* begin Material provided *

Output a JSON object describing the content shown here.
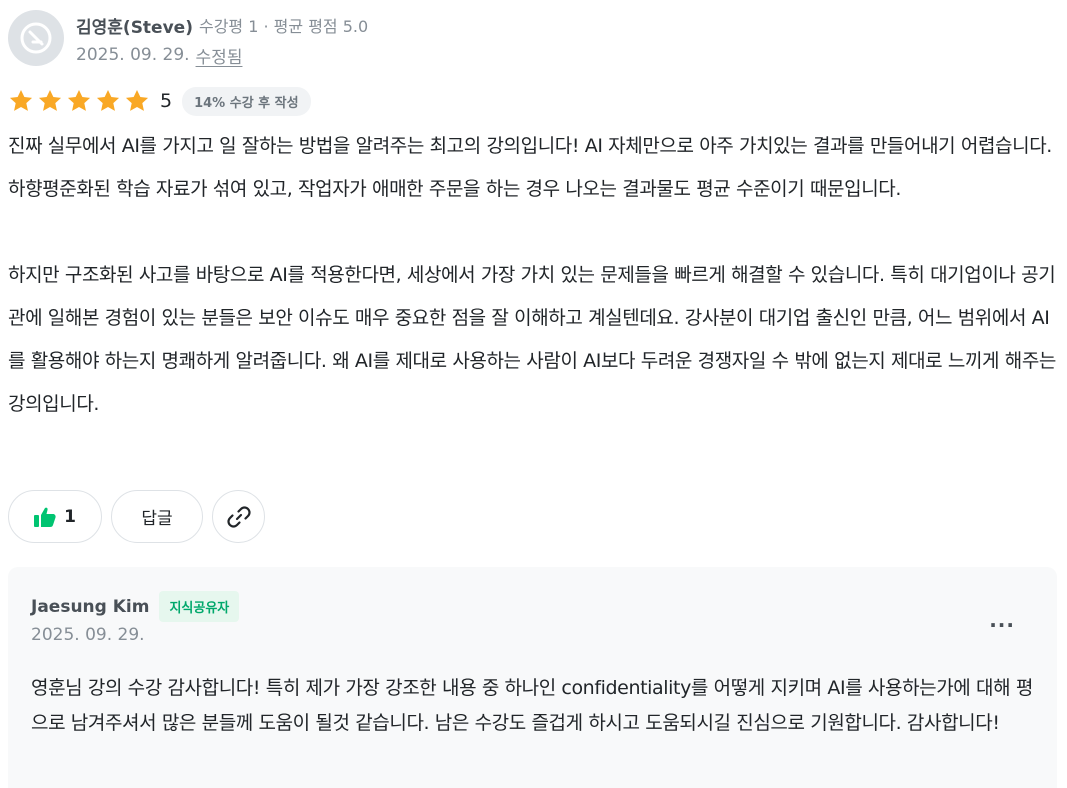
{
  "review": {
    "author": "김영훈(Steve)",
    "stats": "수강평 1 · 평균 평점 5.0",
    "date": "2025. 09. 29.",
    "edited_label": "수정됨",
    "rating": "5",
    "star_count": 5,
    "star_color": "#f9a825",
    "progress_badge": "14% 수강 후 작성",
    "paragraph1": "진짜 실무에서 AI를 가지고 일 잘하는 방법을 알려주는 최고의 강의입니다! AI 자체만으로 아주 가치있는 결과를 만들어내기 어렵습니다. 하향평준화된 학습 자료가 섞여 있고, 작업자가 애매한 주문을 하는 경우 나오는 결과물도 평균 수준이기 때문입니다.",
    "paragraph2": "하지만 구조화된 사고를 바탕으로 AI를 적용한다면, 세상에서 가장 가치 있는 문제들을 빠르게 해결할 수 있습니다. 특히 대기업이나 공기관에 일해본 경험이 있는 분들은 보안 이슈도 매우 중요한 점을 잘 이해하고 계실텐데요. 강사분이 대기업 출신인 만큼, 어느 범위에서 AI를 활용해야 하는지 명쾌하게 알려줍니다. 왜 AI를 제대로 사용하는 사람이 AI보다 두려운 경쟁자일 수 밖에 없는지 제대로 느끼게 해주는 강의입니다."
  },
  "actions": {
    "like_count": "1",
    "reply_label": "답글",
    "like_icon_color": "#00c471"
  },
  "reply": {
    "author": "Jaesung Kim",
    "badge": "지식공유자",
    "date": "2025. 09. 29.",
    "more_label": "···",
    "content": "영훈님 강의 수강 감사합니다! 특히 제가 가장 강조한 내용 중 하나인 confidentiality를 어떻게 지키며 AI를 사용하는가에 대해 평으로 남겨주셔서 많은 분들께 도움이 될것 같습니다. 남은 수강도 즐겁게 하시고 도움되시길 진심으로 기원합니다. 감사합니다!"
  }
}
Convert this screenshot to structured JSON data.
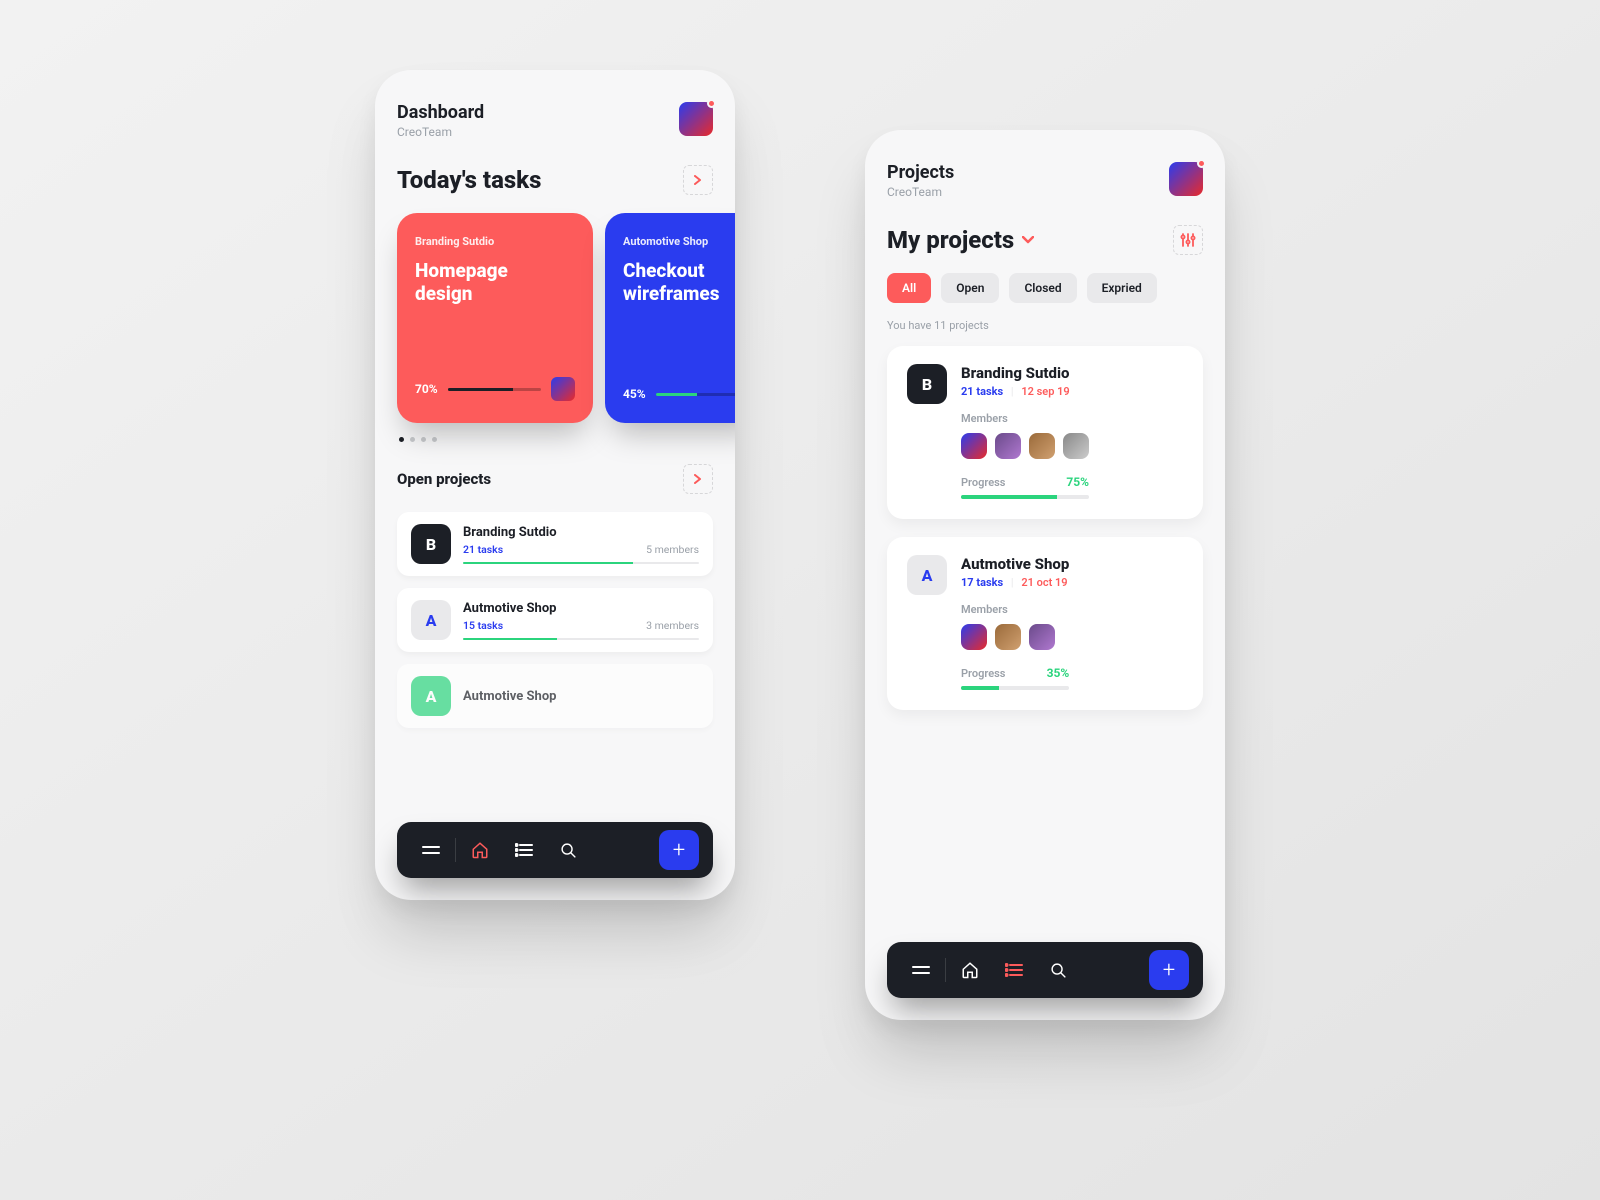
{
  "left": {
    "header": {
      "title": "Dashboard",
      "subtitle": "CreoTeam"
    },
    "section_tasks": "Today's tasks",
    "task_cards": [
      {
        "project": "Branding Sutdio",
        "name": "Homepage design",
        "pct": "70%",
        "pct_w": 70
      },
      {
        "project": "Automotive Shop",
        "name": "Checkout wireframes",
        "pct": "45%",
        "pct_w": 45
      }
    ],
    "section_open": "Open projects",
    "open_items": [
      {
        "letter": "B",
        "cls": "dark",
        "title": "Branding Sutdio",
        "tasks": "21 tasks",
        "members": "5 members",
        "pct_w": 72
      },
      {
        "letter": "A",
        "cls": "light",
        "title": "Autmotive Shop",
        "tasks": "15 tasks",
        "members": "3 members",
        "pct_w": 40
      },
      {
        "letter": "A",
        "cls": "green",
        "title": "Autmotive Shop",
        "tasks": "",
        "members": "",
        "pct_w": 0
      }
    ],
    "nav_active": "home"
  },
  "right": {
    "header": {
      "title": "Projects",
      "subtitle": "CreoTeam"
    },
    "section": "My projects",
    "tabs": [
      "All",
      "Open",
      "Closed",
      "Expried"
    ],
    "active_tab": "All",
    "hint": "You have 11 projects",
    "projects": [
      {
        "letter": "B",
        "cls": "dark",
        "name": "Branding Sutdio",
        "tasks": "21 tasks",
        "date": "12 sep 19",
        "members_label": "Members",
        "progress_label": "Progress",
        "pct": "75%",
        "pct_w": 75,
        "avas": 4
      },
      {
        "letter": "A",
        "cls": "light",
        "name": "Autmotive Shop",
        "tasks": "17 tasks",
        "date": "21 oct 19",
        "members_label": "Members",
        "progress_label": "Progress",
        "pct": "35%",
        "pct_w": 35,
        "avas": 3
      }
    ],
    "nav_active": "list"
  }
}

* end Material provided *

Retype the listing exactly. Pictures do not belong in the copy.

Response to the exercise:
Output a JSON object describing the content shown here.
{
  "review": {
    "author": "김영훈(Steve)",
    "stats": "수강평 1 · 평균 평점 5.0",
    "date": "2025. 09. 29.",
    "edited_label": "수정됨",
    "rating": "5",
    "star_count": 5,
    "star_color": "#f9a825",
    "progress_badge": "14% 수강 후 작성",
    "paragraph1": "진짜 실무에서 AI를 가지고 일 잘하는 방법을 알려주는 최고의 강의입니다! AI 자체만으로 아주 가치있는 결과를 만들어내기 어렵습니다. 하향평준화된 학습 자료가 섞여 있고, 작업자가 애매한 주문을 하는 경우 나오는 결과물도 평균 수준이기 때문입니다.",
    "paragraph2": "하지만 구조화된 사고를 바탕으로 AI를 적용한다면, 세상에서 가장 가치 있는 문제들을 빠르게 해결할 수 있습니다. 특히 대기업이나 공기관에 일해본 경험이 있는 분들은 보안 이슈도 매우 중요한 점을 잘 이해하고 계실텐데요. 강사분이 대기업 출신인 만큼, 어느 범위에서 AI를 활용해야 하는지 명쾌하게 알려줍니다. 왜 AI를 제대로 사용하는 사람이 AI보다 두려운 경쟁자일 수 밖에 없는지 제대로 느끼게 해주는 강의입니다."
  },
  "actions": {
    "like_count": "1",
    "reply_label": "답글",
    "like_icon_color": "#00c471"
  },
  "reply": {
    "author": "Jaesung Kim",
    "badge": "지식공유자",
    "date": "2025. 09. 29.",
    "more_label": "···",
    "content": "영훈님 강의 수강 감사합니다! 특히 제가 가장 강조한 내용 중 하나인 confidentiality를 어떻게 지키며 AI를 사용하는가에 대해 평으로 남겨주셔서 많은 분들께 도움이 될것 같습니다. 남은 수강도 즐겁게 하시고 도움되시길 진심으로 기원합니다. 감사합니다!"
  }
}
Convert this screenshot to structured JSON data.
{
  "left": {
    "header": {
      "title": "Dashboard",
      "subtitle": "CreoTeam"
    },
    "section_tasks": "Today's tasks",
    "task_cards": [
      {
        "project": "Branding Sutdio",
        "name": "Homepage design",
        "pct": "70%",
        "pct_w": 70
      },
      {
        "project": "Automotive Shop",
        "name": "Checkout wireframes",
        "pct": "45%",
        "pct_w": 45
      }
    ],
    "section_open": "Open projects",
    "open_items": [
      {
        "letter": "B",
        "cls": "dark",
        "title": "Branding Sutdio",
        "tasks": "21 tasks",
        "members": "5 members",
        "pct_w": 72
      },
      {
        "letter": "A",
        "cls": "light",
        "title": "Autmotive Shop",
        "tasks": "15 tasks",
        "members": "3 members",
        "pct_w": 40
      },
      {
        "letter": "A",
        "cls": "green",
        "title": "Autmotive Shop",
        "tasks": "",
        "members": "",
        "pct_w": 0
      }
    ],
    "nav_active": "home"
  },
  "right": {
    "header": {
      "title": "Projects",
      "subtitle": "CreoTeam"
    },
    "section": "My projects",
    "tabs": [
      "All",
      "Open",
      "Closed",
      "Expried"
    ],
    "active_tab": "All",
    "hint": "You have 11 projects",
    "projects": [
      {
        "letter": "B",
        "cls": "dark",
        "name": "Branding Sutdio",
        "tasks": "21 tasks",
        "date": "12 sep 19",
        "members_label": "Members",
        "progress_label": "Progress",
        "pct": "75%",
        "pct_w": 75,
        "avas": 4
      },
      {
        "letter": "A",
        "cls": "light",
        "name": "Autmotive Shop",
        "tasks": "17 tasks",
        "date": "21 oct 19",
        "members_label": "Members",
        "progress_label": "Progress",
        "pct": "35%",
        "pct_w": 35,
        "avas": 3
      }
    ],
    "nav_active": "list"
  }
}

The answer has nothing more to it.